» **EXTRACTED MATERIAL**
Begin

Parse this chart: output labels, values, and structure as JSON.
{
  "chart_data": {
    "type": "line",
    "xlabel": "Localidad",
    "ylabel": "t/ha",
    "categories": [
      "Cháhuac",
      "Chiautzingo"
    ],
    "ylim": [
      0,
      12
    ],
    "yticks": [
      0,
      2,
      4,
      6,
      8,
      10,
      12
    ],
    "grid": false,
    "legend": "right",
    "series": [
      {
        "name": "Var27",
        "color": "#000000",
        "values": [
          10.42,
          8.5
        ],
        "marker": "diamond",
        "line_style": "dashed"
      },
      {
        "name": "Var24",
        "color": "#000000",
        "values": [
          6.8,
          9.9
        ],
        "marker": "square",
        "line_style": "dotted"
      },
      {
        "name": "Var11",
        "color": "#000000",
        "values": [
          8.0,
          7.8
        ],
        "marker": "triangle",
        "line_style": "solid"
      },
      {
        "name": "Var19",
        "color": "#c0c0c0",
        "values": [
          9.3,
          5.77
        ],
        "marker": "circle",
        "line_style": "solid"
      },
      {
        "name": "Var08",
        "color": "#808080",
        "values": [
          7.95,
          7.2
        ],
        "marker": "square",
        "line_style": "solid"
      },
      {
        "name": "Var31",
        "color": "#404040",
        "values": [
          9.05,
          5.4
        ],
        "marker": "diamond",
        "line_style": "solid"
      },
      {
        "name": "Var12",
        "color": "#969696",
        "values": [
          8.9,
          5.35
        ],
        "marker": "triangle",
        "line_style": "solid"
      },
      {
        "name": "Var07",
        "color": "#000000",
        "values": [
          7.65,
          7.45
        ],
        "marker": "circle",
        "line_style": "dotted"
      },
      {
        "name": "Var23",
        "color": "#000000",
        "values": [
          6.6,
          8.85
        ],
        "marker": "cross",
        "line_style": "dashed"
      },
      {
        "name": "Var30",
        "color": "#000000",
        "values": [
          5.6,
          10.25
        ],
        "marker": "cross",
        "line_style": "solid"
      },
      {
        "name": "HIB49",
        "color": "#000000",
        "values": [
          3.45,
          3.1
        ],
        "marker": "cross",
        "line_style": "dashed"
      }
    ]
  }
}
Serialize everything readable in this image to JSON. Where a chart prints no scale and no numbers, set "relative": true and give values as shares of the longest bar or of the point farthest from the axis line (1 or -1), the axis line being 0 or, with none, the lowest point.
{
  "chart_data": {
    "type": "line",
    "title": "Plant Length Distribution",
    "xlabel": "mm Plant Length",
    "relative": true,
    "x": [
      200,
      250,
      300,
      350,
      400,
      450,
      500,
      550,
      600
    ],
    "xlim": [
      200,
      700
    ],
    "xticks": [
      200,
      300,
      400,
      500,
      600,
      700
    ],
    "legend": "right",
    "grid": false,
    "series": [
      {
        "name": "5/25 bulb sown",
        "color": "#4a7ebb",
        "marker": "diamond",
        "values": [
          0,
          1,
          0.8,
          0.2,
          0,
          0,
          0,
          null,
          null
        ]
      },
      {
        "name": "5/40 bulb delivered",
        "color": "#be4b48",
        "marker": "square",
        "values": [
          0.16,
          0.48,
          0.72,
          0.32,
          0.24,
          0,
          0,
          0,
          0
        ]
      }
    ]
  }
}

End

» **WHAT IS NEEDED**
Each entry above is to be quoted exactly.

» **COMPLETE OUTPUT**
Parse this chart: output labels, values, and structure as JSON.
{
  "chart_data": {
    "type": "line",
    "xlabel": "Localidad",
    "ylabel": "t/ha",
    "categories": [
      "Cháhuac",
      "Chiautzingo"
    ],
    "ylim": [
      0,
      12
    ],
    "yticks": [
      0,
      2,
      4,
      6,
      8,
      10,
      12
    ],
    "grid": false,
    "legend": "right",
    "series": [
      {
        "name": "Var27",
        "color": "#000000",
        "values": [
          10.42,
          8.5
        ],
        "marker": "diamond",
        "line_style": "dashed"
      },
      {
        "name": "Var24",
        "color": "#000000",
        "values": [
          6.8,
          9.9
        ],
        "marker": "square",
        "line_style": "dotted"
      },
      {
        "name": "Var11",
        "color": "#000000",
        "values": [
          8.0,
          7.8
        ],
        "marker": "triangle",
        "line_style": "solid"
      },
      {
        "name": "Var19",
        "color": "#c0c0c0",
        "values": [
          9.3,
          5.77
        ],
        "marker": "circle",
        "line_style": "solid"
      },
      {
        "name": "Var08",
        "color": "#808080",
        "values": [
          7.95,
          7.2
        ],
        "marker": "square",
        "line_style": "solid"
      },
      {
        "name": "Var31",
        "color": "#404040",
        "values": [
          9.05,
          5.4
        ],
        "marker": "diamond",
        "line_style": "solid"
      },
      {
        "name": "Var12",
        "color": "#969696",
        "values": [
          8.9,
          5.35
        ],
        "marker": "triangle",
        "line_style": "solid"
      },
      {
        "name": "Var07",
        "color": "#000000",
        "values": [
          7.65,
          7.45
        ],
        "marker": "circle",
        "line_style": "dotted"
      },
      {
        "name": "Var23",
        "color": "#000000",
        "values": [
          6.6,
          8.85
        ],
        "marker": "cross",
        "line_style": "dashed"
      },
      {
        "name": "Var30",
        "color": "#000000",
        "values": [
          5.6,
          10.25
        ],
        "marker": "cross",
        "line_style": "solid"
      },
      {
        "name": "HIB49",
        "color": "#000000",
        "values": [
          3.45,
          3.1
        ],
        "marker": "cross",
        "line_style": "dashed"
      }
    ]
  }
}
Serialize everything readable in this image to JSON. Where a chart prints no scale and no numbers, set "relative": true and give values as shares of the longest bar or of the point farthest from the axis line (1 or -1), the axis line being 0 or, with none, the lowest point.
{
  "chart_data": {
    "type": "line",
    "title": "Plant Length Distribution",
    "xlabel": "mm Plant Length",
    "relative": true,
    "x": [
      200,
      250,
      300,
      350,
      400,
      450,
      500,
      550,
      600
    ],
    "xlim": [
      200,
      700
    ],
    "xticks": [
      200,
      300,
      400,
      500,
      600,
      700
    ],
    "legend": "right",
    "grid": false,
    "series": [
      {
        "name": "5/25 bulb sown",
        "color": "#4a7ebb",
        "marker": "diamond",
        "values": [
          0,
          1,
          0.8,
          0.2,
          0,
          0,
          0,
          null,
          null
        ]
      },
      {
        "name": "5/40 bulb delivered",
        "color": "#be4b48",
        "marker": "square",
        "values": [
          0.16,
          0.48,
          0.72,
          0.32,
          0.24,
          0,
          0,
          0,
          0
        ]
      }
    ]
  }
}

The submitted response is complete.